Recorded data
..........

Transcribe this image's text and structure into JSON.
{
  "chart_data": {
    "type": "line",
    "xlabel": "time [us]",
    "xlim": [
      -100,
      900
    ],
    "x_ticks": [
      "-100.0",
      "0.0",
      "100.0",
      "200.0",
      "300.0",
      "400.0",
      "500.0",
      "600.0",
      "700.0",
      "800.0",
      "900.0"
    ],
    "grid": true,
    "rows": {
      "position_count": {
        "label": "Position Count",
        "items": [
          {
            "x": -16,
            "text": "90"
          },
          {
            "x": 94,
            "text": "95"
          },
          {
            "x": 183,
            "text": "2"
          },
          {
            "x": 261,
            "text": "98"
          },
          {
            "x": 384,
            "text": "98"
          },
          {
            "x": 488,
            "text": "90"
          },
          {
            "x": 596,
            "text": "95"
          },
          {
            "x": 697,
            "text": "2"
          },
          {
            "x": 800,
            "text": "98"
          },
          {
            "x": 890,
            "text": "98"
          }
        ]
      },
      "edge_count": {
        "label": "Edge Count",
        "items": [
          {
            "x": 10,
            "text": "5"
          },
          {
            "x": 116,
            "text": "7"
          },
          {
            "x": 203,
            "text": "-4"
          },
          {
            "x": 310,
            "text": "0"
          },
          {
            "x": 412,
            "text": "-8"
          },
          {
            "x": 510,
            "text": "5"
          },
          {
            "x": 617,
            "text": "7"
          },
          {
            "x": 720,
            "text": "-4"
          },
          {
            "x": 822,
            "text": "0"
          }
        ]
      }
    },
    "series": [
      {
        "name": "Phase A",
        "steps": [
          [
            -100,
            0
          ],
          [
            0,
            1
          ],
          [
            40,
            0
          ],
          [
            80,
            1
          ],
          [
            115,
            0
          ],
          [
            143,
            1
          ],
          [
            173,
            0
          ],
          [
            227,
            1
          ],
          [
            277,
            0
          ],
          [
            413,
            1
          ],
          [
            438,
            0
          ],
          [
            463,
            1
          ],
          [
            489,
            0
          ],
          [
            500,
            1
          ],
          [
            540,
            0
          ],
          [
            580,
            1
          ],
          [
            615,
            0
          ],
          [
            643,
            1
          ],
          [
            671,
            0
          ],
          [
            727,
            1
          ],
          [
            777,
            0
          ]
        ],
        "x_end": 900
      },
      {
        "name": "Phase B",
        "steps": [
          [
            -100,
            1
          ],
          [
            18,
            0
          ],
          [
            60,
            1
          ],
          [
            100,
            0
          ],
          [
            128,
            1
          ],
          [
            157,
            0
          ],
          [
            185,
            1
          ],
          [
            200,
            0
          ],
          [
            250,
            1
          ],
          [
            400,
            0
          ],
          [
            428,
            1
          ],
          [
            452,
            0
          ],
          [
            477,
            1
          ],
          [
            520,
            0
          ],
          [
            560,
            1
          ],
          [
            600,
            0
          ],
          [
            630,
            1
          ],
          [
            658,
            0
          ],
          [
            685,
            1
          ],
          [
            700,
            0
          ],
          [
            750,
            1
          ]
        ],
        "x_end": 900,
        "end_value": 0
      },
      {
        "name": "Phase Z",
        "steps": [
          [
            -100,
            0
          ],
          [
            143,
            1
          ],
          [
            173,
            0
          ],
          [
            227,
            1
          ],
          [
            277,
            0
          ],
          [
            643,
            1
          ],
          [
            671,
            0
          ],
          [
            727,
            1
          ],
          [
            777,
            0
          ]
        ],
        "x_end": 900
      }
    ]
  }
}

..........

Set task: Retype the material in full. Each word must match.

Solution to this problem:
Transcribe this image's text and structure into JSON.
{
  "chart_data": {
    "type": "line",
    "xlabel": "time [us]",
    "xlim": [
      -100,
      900
    ],
    "x_ticks": [
      "-100.0",
      "0.0",
      "100.0",
      "200.0",
      "300.0",
      "400.0",
      "500.0",
      "600.0",
      "700.0",
      "800.0",
      "900.0"
    ],
    "grid": true,
    "rows": {
      "position_count": {
        "label": "Position Count",
        "items": [
          {
            "x": -16,
            "text": "90"
          },
          {
            "x": 94,
            "text": "95"
          },
          {
            "x": 183,
            "text": "2"
          },
          {
            "x": 261,
            "text": "98"
          },
          {
            "x": 384,
            "text": "98"
          },
          {
            "x": 488,
            "text": "90"
          },
          {
            "x": 596,
            "text": "95"
          },
          {
            "x": 697,
            "text": "2"
          },
          {
            "x": 800,
            "text": "98"
          },
          {
            "x": 890,
            "text": "98"
          }
        ]
      },
      "edge_count": {
        "label": "Edge Count",
        "items": [
          {
            "x": 10,
            "text": "5"
          },
          {
            "x": 116,
            "text": "7"
          },
          {
            "x": 203,
            "text": "-4"
          },
          {
            "x": 310,
            "text": "0"
          },
          {
            "x": 412,
            "text": "-8"
          },
          {
            "x": 510,
            "text": "5"
          },
          {
            "x": 617,
            "text": "7"
          },
          {
            "x": 720,
            "text": "-4"
          },
          {
            "x": 822,
            "text": "0"
          }
        ]
      }
    },
    "series": [
      {
        "name": "Phase A",
        "steps": [
          [
            -100,
            0
          ],
          [
            0,
            1
          ],
          [
            40,
            0
          ],
          [
            80,
            1
          ],
          [
            115,
            0
          ],
          [
            143,
            1
          ],
          [
            173,
            0
          ],
          [
            227,
            1
          ],
          [
            277,
            0
          ],
          [
            413,
            1
          ],
          [
            438,
            0
          ],
          [
            463,
            1
          ],
          [
            489,
            0
          ],
          [
            500,
            1
          ],
          [
            540,
            0
          ],
          [
            580,
            1
          ],
          [
            615,
            0
          ],
          [
            643,
            1
          ],
          [
            671,
            0
          ],
          [
            727,
            1
          ],
          [
            777,
            0
          ]
        ],
        "x_end": 900
      },
      {
        "name": "Phase B",
        "steps": [
          [
            -100,
            1
          ],
          [
            18,
            0
          ],
          [
            60,
            1
          ],
          [
            100,
            0
          ],
          [
            128,
            1
          ],
          [
            157,
            0
          ],
          [
            185,
            1
          ],
          [
            200,
            0
          ],
          [
            250,
            1
          ],
          [
            400,
            0
          ],
          [
            428,
            1
          ],
          [
            452,
            0
          ],
          [
            477,
            1
          ],
          [
            520,
            0
          ],
          [
            560,
            1
          ],
          [
            600,
            0
          ],
          [
            630,
            1
          ],
          [
            658,
            0
          ],
          [
            685,
            1
          ],
          [
            700,
            0
          ],
          [
            750,
            1
          ]
        ],
        "x_end": 900,
        "end_value": 0
      },
      {
        "name": "Phase Z",
        "steps": [
          [
            -100,
            0
          ],
          [
            143,
            1
          ],
          [
            173,
            0
          ],
          [
            227,
            1
          ],
          [
            277,
            0
          ],
          [
            643,
            1
          ],
          [
            671,
            0
          ],
          [
            727,
            1
          ],
          [
            777,
            0
          ]
        ],
        "x_end": 900
      }
    ]
  }
}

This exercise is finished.